Look at each line of the records and count those with "title" in them. Please answer with the count alone.

[Data tied to figure images]:
** Begin **
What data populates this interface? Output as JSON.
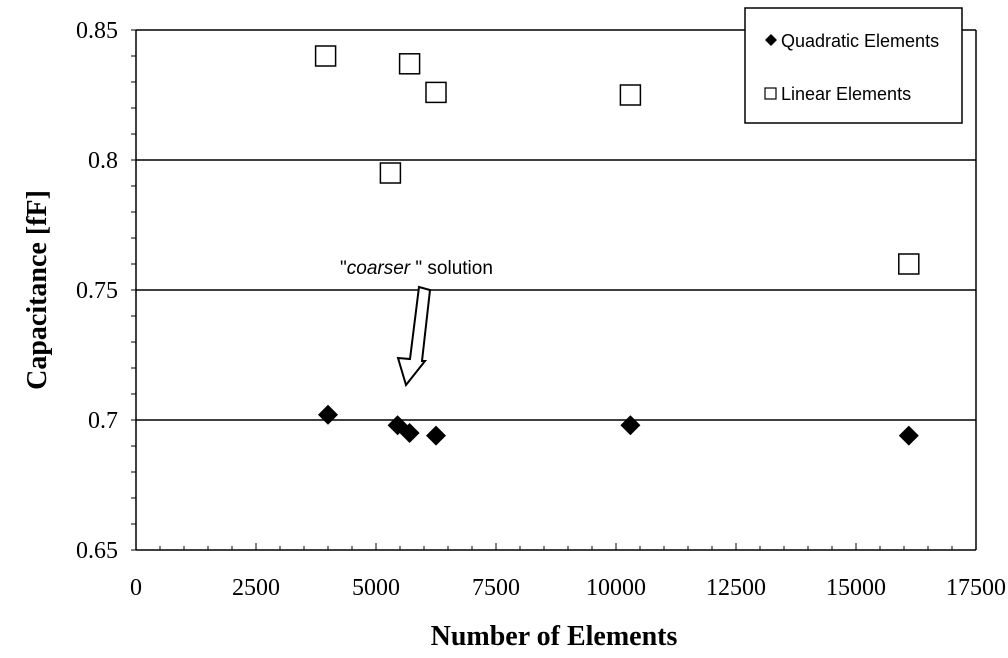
{
  "chart_data": {
    "type": "scatter",
    "xlabel": "Number of Elements",
    "ylabel": "Capacitance [fF]",
    "xlim": [
      0,
      17500
    ],
    "ylim": [
      0.65,
      0.85
    ],
    "x_ticks": [
      "0",
      "2500",
      "5000",
      "7500",
      "10000",
      "12500",
      "15000",
      "17500"
    ],
    "y_ticks": [
      "0.85",
      "0.8",
      "0.75",
      "0.7",
      "0.65"
    ],
    "grid": "horizontal major",
    "legend_position": "top-right",
    "series": [
      {
        "name": "Quadratic Elements",
        "marker": "filled-diamond",
        "color": "#000000",
        "points": [
          {
            "x": 4000,
            "y": 0.702
          },
          {
            "x": 5450,
            "y": 0.698
          },
          {
            "x": 5700,
            "y": 0.695
          },
          {
            "x": 6250,
            "y": 0.694
          },
          {
            "x": 10300,
            "y": 0.698
          },
          {
            "x": 16100,
            "y": 0.694
          }
        ]
      },
      {
        "name": "Linear Elements",
        "marker": "open-square",
        "color": "#000000",
        "points": [
          {
            "x": 3950,
            "y": 0.84
          },
          {
            "x": 5300,
            "y": 0.795
          },
          {
            "x": 5700,
            "y": 0.837
          },
          {
            "x": 6250,
            "y": 0.826
          },
          {
            "x": 10300,
            "y": 0.825
          },
          {
            "x": 16100,
            "y": 0.76
          }
        ]
      }
    ],
    "annotation": {
      "quote_open": "\"",
      "italic_word": "coarser",
      "rest": " \" solution",
      "points_to": {
        "x": 5600,
        "y": 0.715
      }
    }
  }
}
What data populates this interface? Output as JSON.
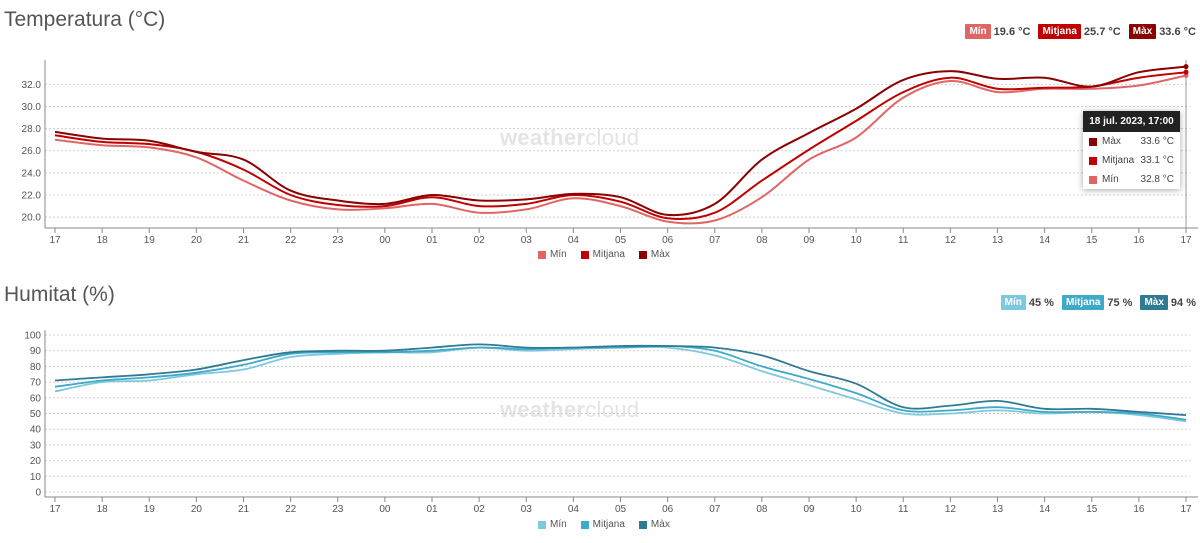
{
  "chart_data": [
    {
      "type": "line",
      "title": "Temperatura (°C)",
      "categories": [
        "17",
        "18",
        "19",
        "20",
        "21",
        "22",
        "23",
        "00",
        "01",
        "02",
        "03",
        "04",
        "05",
        "06",
        "07",
        "08",
        "09",
        "10",
        "11",
        "12",
        "13",
        "14",
        "15",
        "16",
        "17"
      ],
      "yticks": [
        "20.0",
        "22.0",
        "24.0",
        "26.0",
        "28.0",
        "30.0",
        "32.0"
      ],
      "ylim": [
        19.2,
        34.2
      ],
      "summary": [
        {
          "label": "Mín",
          "value": "19.6 °C",
          "color": "#e06666"
        },
        {
          "label": "Mitjana",
          "value": "25.7 °C",
          "color": "#c00000"
        },
        {
          "label": "Màx",
          "value": "33.6 °C",
          "color": "#8b0000"
        }
      ],
      "series": [
        {
          "name": "Mín",
          "color": "#e06666",
          "values": [
            27.0,
            26.5,
            26.3,
            25.4,
            23.3,
            21.5,
            20.7,
            20.8,
            21.2,
            20.4,
            20.7,
            21.7,
            21.0,
            19.6,
            19.7,
            21.8,
            25.2,
            27.2,
            30.8,
            32.3,
            31.3,
            31.6,
            31.6,
            31.9,
            32.8
          ]
        },
        {
          "name": "Mitjana",
          "color": "#c00000",
          "values": [
            27.4,
            26.8,
            26.6,
            25.9,
            24.3,
            22.0,
            21.1,
            21.0,
            21.8,
            21.0,
            21.2,
            22.0,
            21.4,
            19.9,
            20.4,
            23.3,
            26.1,
            28.7,
            31.3,
            32.6,
            31.6,
            31.7,
            31.8,
            32.6,
            33.1
          ]
        },
        {
          "name": "Màx",
          "color": "#8b0000",
          "values": [
            27.7,
            27.1,
            26.9,
            25.9,
            25.2,
            22.4,
            21.5,
            21.2,
            22.0,
            21.5,
            21.6,
            22.1,
            21.8,
            20.2,
            21.2,
            25.2,
            27.6,
            29.8,
            32.4,
            33.2,
            32.5,
            32.6,
            31.8,
            33.1,
            33.6
          ]
        }
      ],
      "legend": [
        "Mín",
        "Mitjana",
        "Màx"
      ],
      "tooltip": {
        "title": "18 jul. 2023, 17:00",
        "rows": [
          {
            "label": "Màx",
            "value": "33.6 °C",
            "color": "#8b0000"
          },
          {
            "label": "Mitjana",
            "value": "33.1 °C",
            "color": "#c00000"
          },
          {
            "label": "Mín",
            "value": "32.8 °C",
            "color": "#e06666"
          }
        ]
      }
    },
    {
      "type": "line",
      "title": "Humitat (%)",
      "categories": [
        "17",
        "18",
        "19",
        "20",
        "21",
        "22",
        "23",
        "00",
        "01",
        "02",
        "03",
        "04",
        "05",
        "06",
        "07",
        "08",
        "09",
        "10",
        "11",
        "12",
        "13",
        "14",
        "15",
        "16",
        "17"
      ],
      "yticks": [
        "0",
        "10",
        "20",
        "30",
        "40",
        "50",
        "60",
        "70",
        "80",
        "90",
        "100"
      ],
      "ylim": [
        0,
        100
      ],
      "summary": [
        {
          "label": "Mín",
          "value": "45 %",
          "color": "#7ec8dd"
        },
        {
          "label": "Mitjana",
          "value": "75 %",
          "color": "#3fa9c9"
        },
        {
          "label": "Màx",
          "value": "94 %",
          "color": "#2e7b93"
        }
      ],
      "series": [
        {
          "name": "Mín",
          "color": "#7ec8dd",
          "values": [
            64,
            70,
            71,
            75,
            78,
            86,
            88,
            89,
            89,
            92,
            90,
            91,
            92,
            92,
            87,
            77,
            68,
            59,
            50,
            50,
            52,
            50,
            51,
            49,
            45
          ]
        },
        {
          "name": "Mitjana",
          "color": "#3fa9c9",
          "values": [
            67,
            71,
            73,
            76,
            81,
            88,
            89,
            89,
            90,
            92,
            91,
            92,
            92,
            93,
            90,
            80,
            72,
            63,
            52,
            52,
            54,
            51,
            51,
            50,
            46
          ]
        },
        {
          "name": "Màx",
          "color": "#2e7b93",
          "values": [
            71,
            73,
            75,
            78,
            84,
            89,
            90,
            90,
            92,
            94,
            92,
            92,
            93,
            93,
            92,
            87,
            77,
            69,
            54,
            55,
            58,
            53,
            53,
            51,
            49
          ]
        }
      ],
      "legend": [
        "Mín",
        "Mitjana",
        "Màx"
      ]
    }
  ],
  "watermark": {
    "a": "weather",
    "b": "cloud"
  }
}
** End **
[Task output]: 3